Task instructions: Extract all of the entries and set them down verbatim.

Data section:

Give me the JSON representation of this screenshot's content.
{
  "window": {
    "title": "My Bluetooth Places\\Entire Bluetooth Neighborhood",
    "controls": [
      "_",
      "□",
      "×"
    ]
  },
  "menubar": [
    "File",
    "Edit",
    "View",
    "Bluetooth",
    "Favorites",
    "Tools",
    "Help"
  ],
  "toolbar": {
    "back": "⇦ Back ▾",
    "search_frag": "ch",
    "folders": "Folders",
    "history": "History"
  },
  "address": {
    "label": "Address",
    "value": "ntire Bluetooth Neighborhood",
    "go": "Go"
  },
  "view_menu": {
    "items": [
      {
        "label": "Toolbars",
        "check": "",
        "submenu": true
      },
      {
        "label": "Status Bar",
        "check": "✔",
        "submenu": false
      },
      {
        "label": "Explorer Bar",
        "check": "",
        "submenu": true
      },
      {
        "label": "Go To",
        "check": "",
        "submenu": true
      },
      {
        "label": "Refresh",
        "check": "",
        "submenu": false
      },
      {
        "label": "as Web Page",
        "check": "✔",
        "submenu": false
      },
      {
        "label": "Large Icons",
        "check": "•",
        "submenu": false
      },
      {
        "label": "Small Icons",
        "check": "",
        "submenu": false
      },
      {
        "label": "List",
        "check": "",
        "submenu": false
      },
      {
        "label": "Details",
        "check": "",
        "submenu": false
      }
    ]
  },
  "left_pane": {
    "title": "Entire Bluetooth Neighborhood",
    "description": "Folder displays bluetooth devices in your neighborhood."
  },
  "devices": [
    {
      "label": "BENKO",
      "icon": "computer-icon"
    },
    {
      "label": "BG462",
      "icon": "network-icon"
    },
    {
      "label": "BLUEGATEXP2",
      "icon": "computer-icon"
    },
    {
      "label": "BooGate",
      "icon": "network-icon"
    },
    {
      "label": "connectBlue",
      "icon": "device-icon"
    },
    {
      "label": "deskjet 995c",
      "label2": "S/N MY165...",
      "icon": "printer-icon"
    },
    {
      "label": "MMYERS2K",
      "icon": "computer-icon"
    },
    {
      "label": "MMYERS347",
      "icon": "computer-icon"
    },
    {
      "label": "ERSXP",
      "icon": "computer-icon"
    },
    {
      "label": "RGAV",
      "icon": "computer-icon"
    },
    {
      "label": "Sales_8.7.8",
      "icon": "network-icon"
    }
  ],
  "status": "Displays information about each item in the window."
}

Result of this exercise:
Give me the JSON representation of this screenshot's content.
{
  "window": {
    "title": "My Bluetooth Places\\Entire Bluetooth Neighborhood",
    "controls": [
      "_",
      "□",
      "×"
    ]
  },
  "menubar": [
    "File",
    "Edit",
    "View",
    "Bluetooth",
    "Favorites",
    "Tools",
    "Help"
  ],
  "toolbar": {
    "back": "⇦ Back ▾",
    "search_frag": "ch",
    "folders": "Folders",
    "history": "History"
  },
  "address": {
    "label": "Address",
    "value": "ntire Bluetooth Neighborhood",
    "go": "Go"
  },
  "view_menu": {
    "items": [
      {
        "label": "Toolbars",
        "check": "",
        "submenu": true
      },
      {
        "label": "Status Bar",
        "check": "✔",
        "submenu": false
      },
      {
        "label": "Explorer Bar",
        "check": "",
        "submenu": true
      },
      {
        "label": "Go To",
        "check": "",
        "submenu": true
      },
      {
        "label": "Refresh",
        "check": "",
        "submenu": false
      },
      {
        "label": "as Web Page",
        "check": "✔",
        "submenu": false
      },
      {
        "label": "Large Icons",
        "check": "•",
        "submenu": false
      },
      {
        "label": "Small Icons",
        "check": "",
        "submenu": false
      },
      {
        "label": "List",
        "check": "",
        "submenu": false
      },
      {
        "label": "Details",
        "check": "",
        "submenu": false
      }
    ]
  },
  "left_pane": {
    "title": "Entire Bluetooth Neighborhood",
    "description": "Folder displays bluetooth devices in your neighborhood."
  },
  "devices": [
    {
      "label": "BENKO",
      "icon": "computer-icon"
    },
    {
      "label": "BG462",
      "icon": "network-icon"
    },
    {
      "label": "BLUEGATEXP2",
      "icon": "computer-icon"
    },
    {
      "label": "BooGate",
      "icon": "network-icon"
    },
    {
      "label": "connectBlue",
      "icon": "device-icon"
    },
    {
      "label": "deskjet 995c",
      "label2": "S/N MY165...",
      "icon": "printer-icon"
    },
    {
      "label": "MMYERS2K",
      "icon": "computer-icon"
    },
    {
      "label": "MMYERS347",
      "icon": "computer-icon"
    },
    {
      "label": "ERSXP",
      "icon": "computer-icon"
    },
    {
      "label": "RGAV",
      "icon": "computer-icon"
    },
    {
      "label": "Sales_8.7.8",
      "icon": "network-icon"
    }
  ],
  "status": "Displays information about each item in the window."
}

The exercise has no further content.